→ Given task
Below are the entries; count the lines in them that contain the word "true" and give only the number.

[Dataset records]

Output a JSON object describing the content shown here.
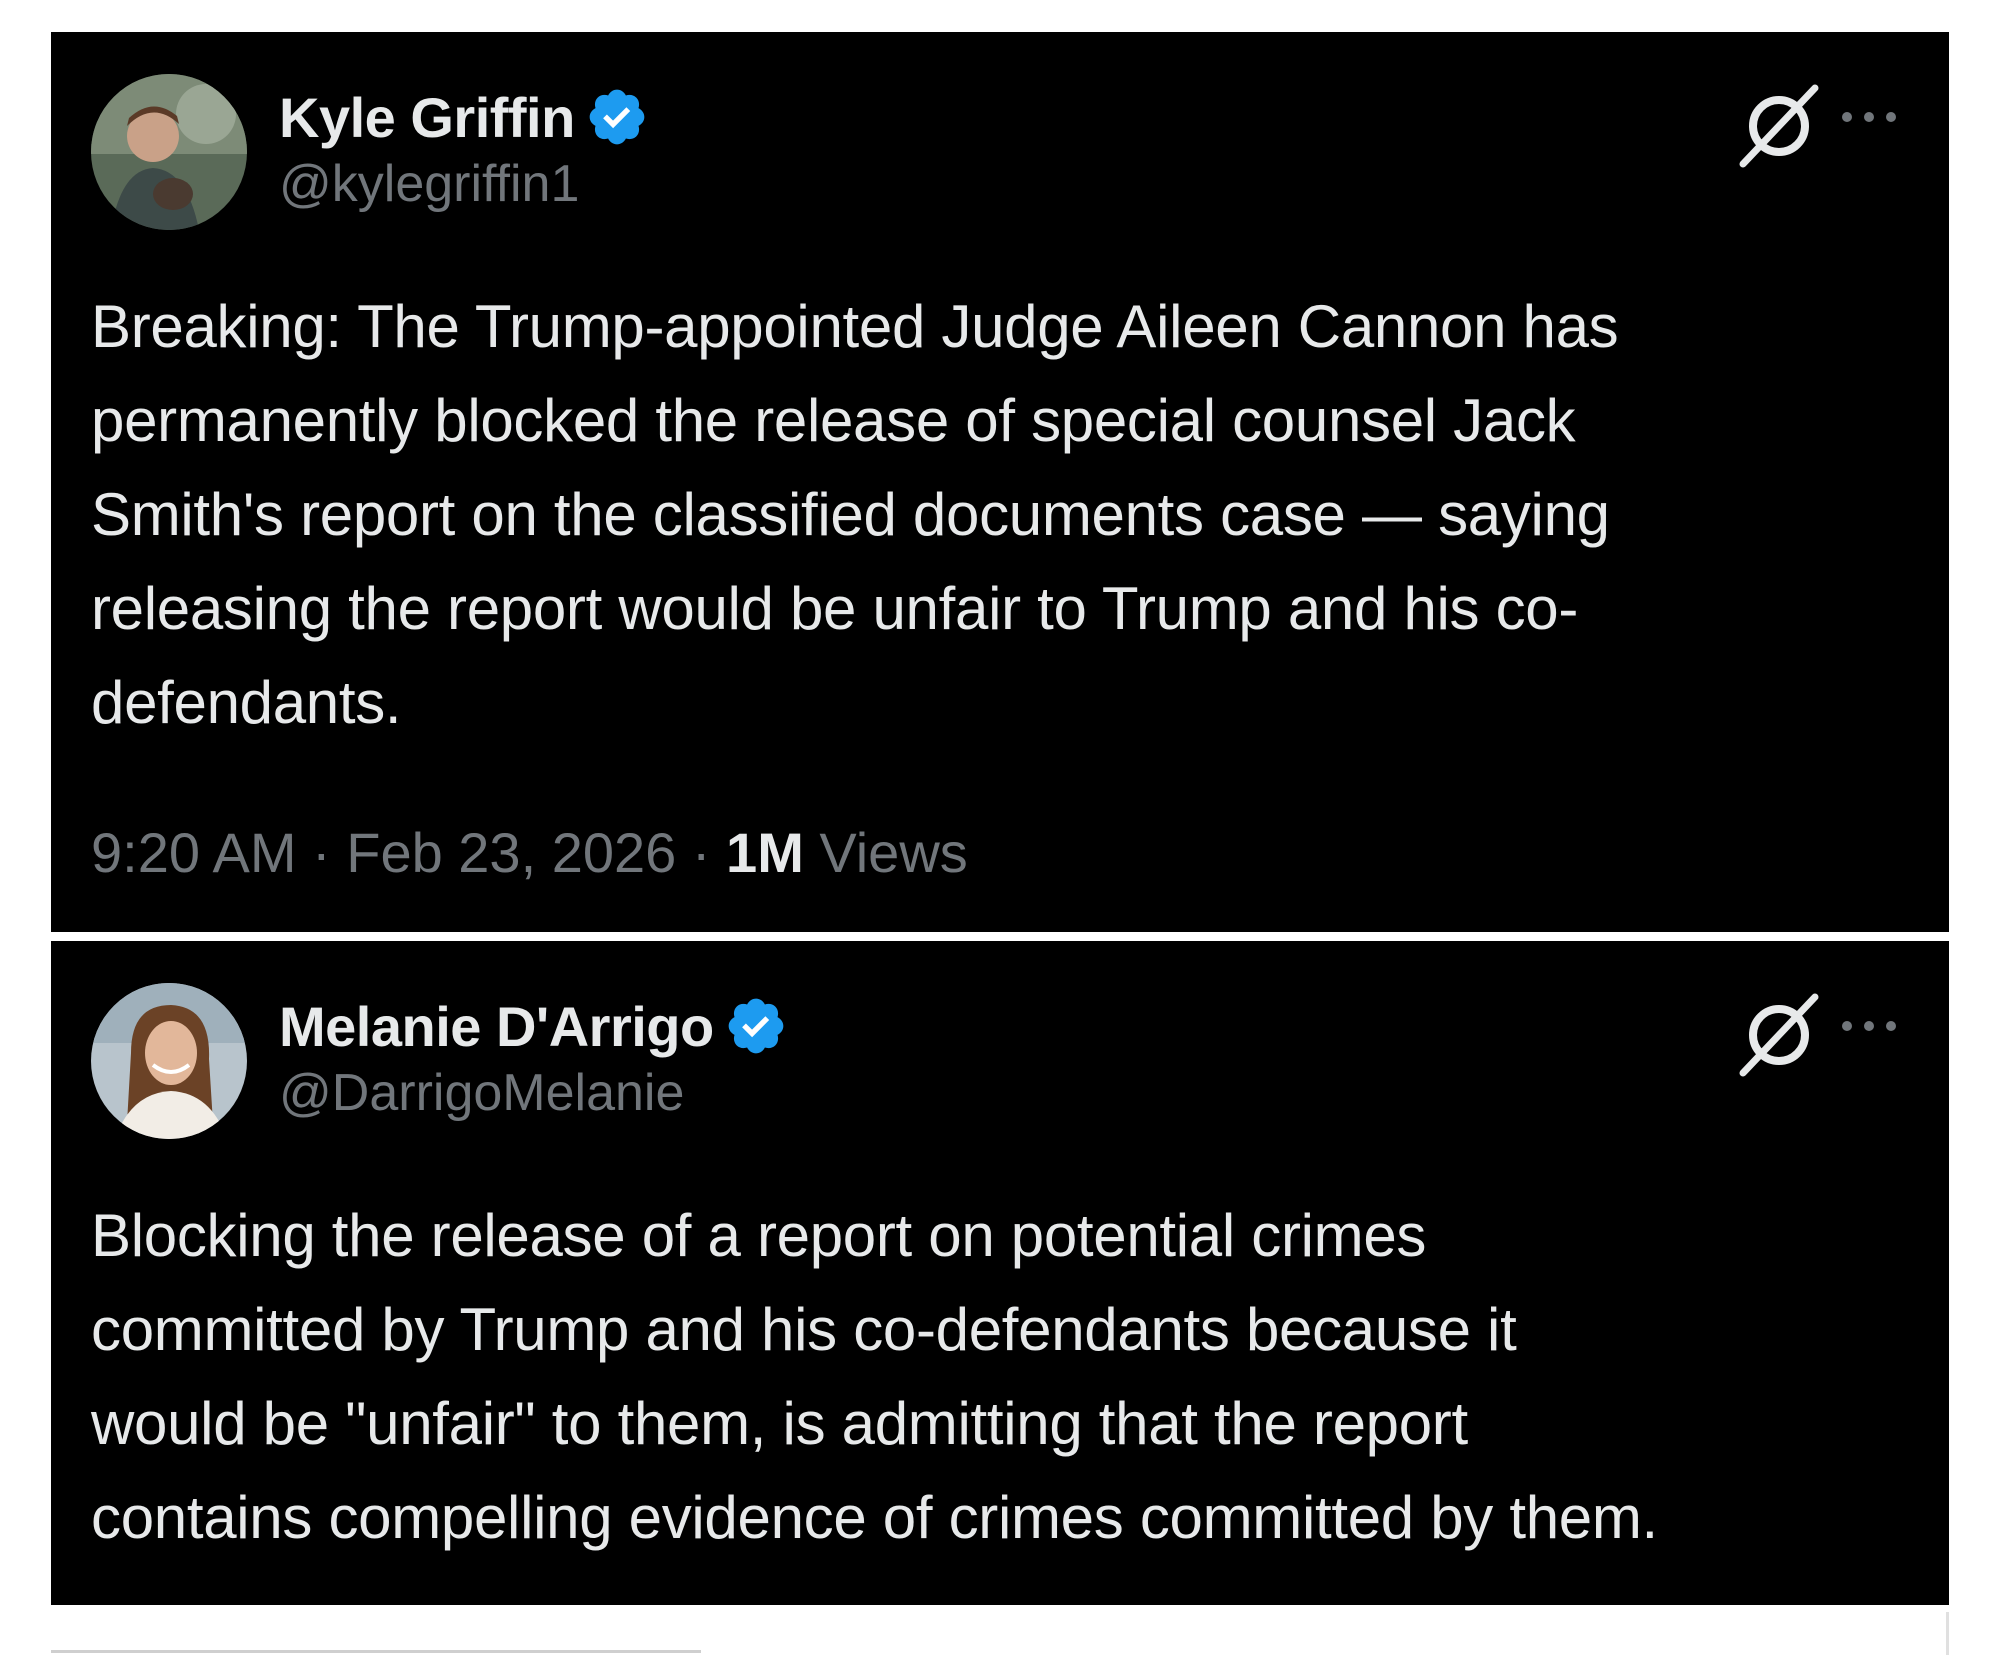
{
  "colors": {
    "background": "#000000",
    "text_primary": "#e7e9ea",
    "text_secondary": "#71767b",
    "verified_badge": "#1d9bf0"
  },
  "tweets": [
    {
      "author": {
        "display_name": "Kyle Griffin",
        "handle": "@kylegriffin1",
        "verified": true
      },
      "body_lines": [
        "Breaking: The Trump-appointed Judge Aileen Cannon has",
        "permanently blocked the release of special counsel Jack",
        "Smith's report on the classified documents case — saying",
        "releasing the report would be unfair to Trump and his co-",
        "defendants."
      ],
      "meta": {
        "time": "9:20 AM",
        "separator": " · ",
        "date": "Feb 23, 2026",
        "views_count": "1M",
        "views_label": " Views"
      },
      "icons": [
        "grok-icon",
        "more-options-icon"
      ]
    },
    {
      "author": {
        "display_name": "Melanie D'Arrigo",
        "handle": "@DarrigoMelanie",
        "verified": true
      },
      "body_lines": [
        "Blocking the release of a report on potential crimes",
        "committed by Trump and his co-defendants because it",
        "would be \"unfair\" to them, is admitting that the report",
        "contains compelling evidence of crimes committed by them."
      ],
      "icons": [
        "grok-icon",
        "more-options-icon"
      ]
    }
  ]
}
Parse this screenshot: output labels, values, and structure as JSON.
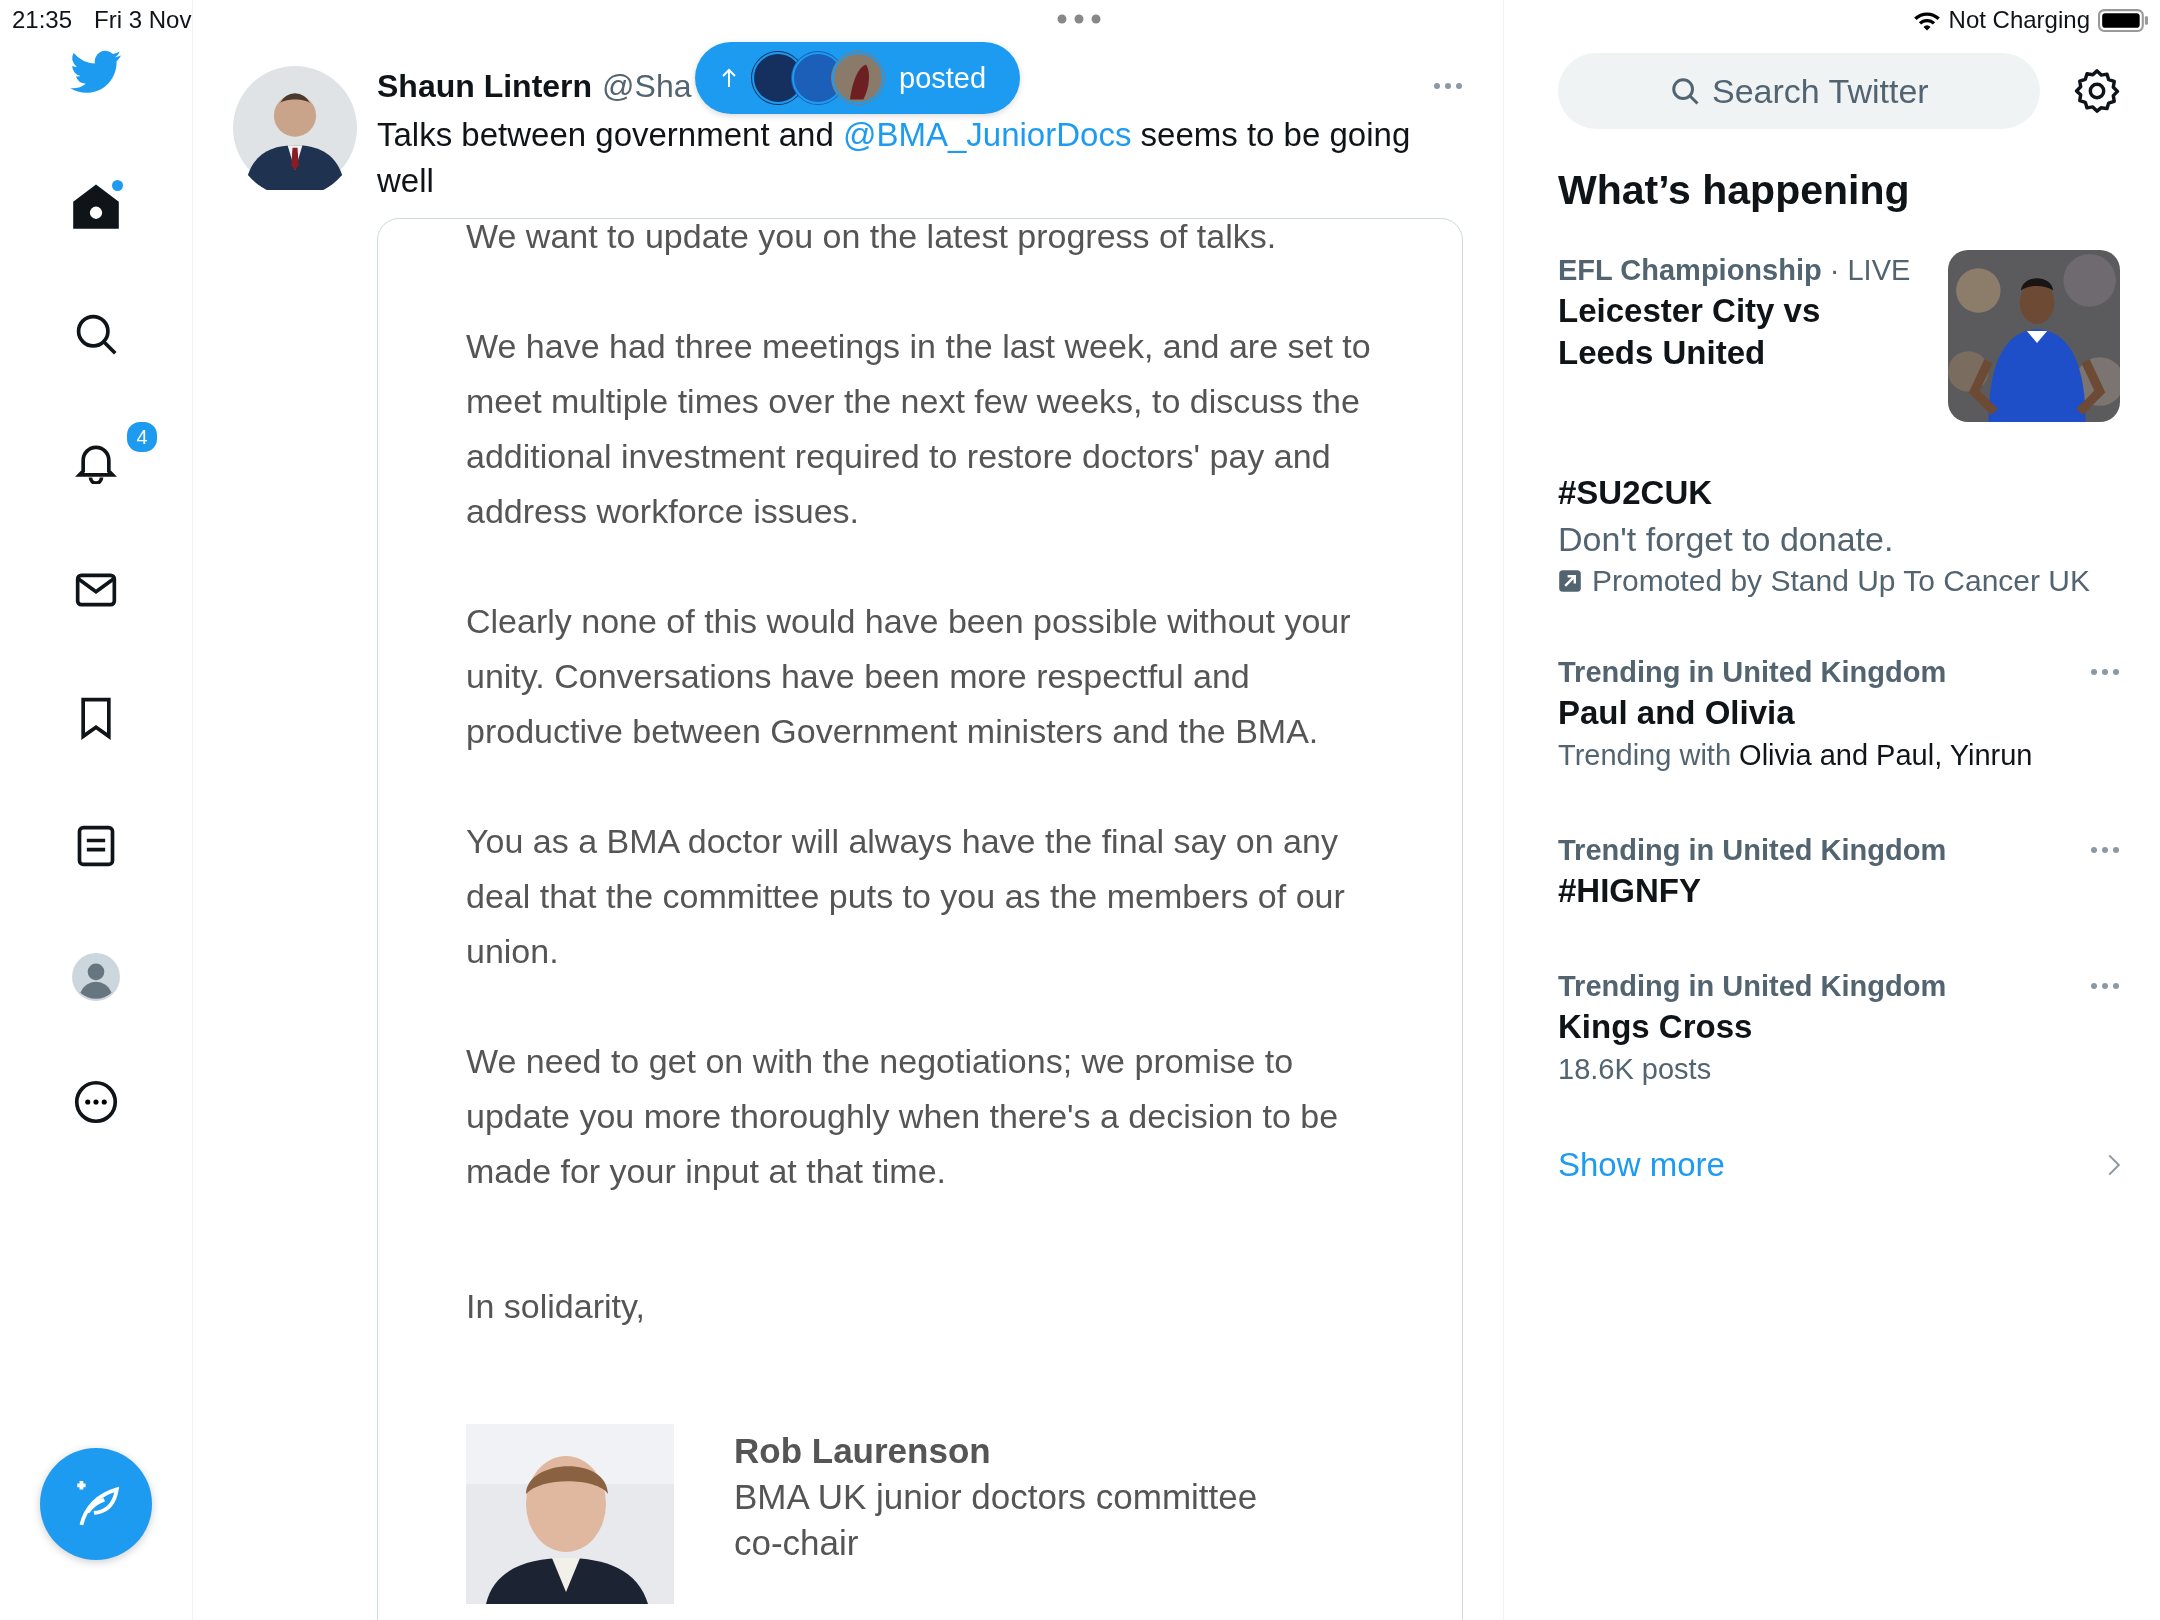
{
  "status_bar": {
    "time": "21:35",
    "date": "Fri 3 Nov",
    "battery_label": "Not Charging"
  },
  "nav": [
    {
      "kind": "logo"
    },
    {
      "kind": "home",
      "selected": true,
      "dot": true
    },
    {
      "kind": "explore",
      "selected": false
    },
    {
      "kind": "notifications",
      "selected": false,
      "badge": "4"
    },
    {
      "kind": "messages",
      "selected": false
    },
    {
      "kind": "bookmarks",
      "selected": false
    },
    {
      "kind": "lists",
      "selected": false
    },
    {
      "kind": "profile",
      "selected": false
    },
    {
      "kind": "more",
      "selected": false
    }
  ],
  "tweet": {
    "author": "Shaun Lintern",
    "handle": "@Sha",
    "text_before": "Talks between government and ",
    "mention": "@BMA_JuniorDocs",
    "text_after": " seems to be going well",
    "letter": {
      "paragraphs": [
        "We want to update you on the latest progress of talks.",
        "We have had three meetings in the last week, and are set to meet multiple times over the next few weeks, to discuss the additional investment required to restore doctors' pay and address workforce issues.",
        "Clearly none of this would have been possible without your unity. Conversations have been more respectful and productive between Government ministers and the BMA.",
        "You as a BMA doctor will always have the final say on any deal that the committee puts to you as the members of our union.",
        "We need to get on with the negotiations; we promise to update you more thoroughly when there's a decision to be made for your input at that time."
      ],
      "closing": "In solidarity,",
      "signer": "Rob Laurenson",
      "role": "BMA UK junior doctors committee co-chair"
    }
  },
  "new_posts_pill": {
    "label": "posted"
  },
  "search": {
    "placeholder": "Search Twitter"
  },
  "trends_title": "What’s happening",
  "trends": [
    {
      "kind": "event",
      "category": "EFL Championship",
      "live": "· LIVE",
      "title": "Leicester City vs Leeds United"
    },
    {
      "kind": "promoted",
      "title": "#SU2CUK",
      "description": "Don't forget to donate.",
      "promoter": "Promoted by Stand Up To Cancer UK"
    },
    {
      "kind": "trend",
      "category": "Trending in United Kingdom",
      "title": "Paul and Olivia",
      "context_label": "Trending with",
      "context": "Olivia and Paul, Yinrun"
    },
    {
      "kind": "trend",
      "category": "Trending in United Kingdom",
      "title": "#HIGNFY"
    },
    {
      "kind": "trend",
      "category": "Trending in United Kingdom",
      "title": "Kings Cross",
      "posts": "18.6K posts"
    }
  ],
  "show_more": "Show more"
}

→ Answer below
4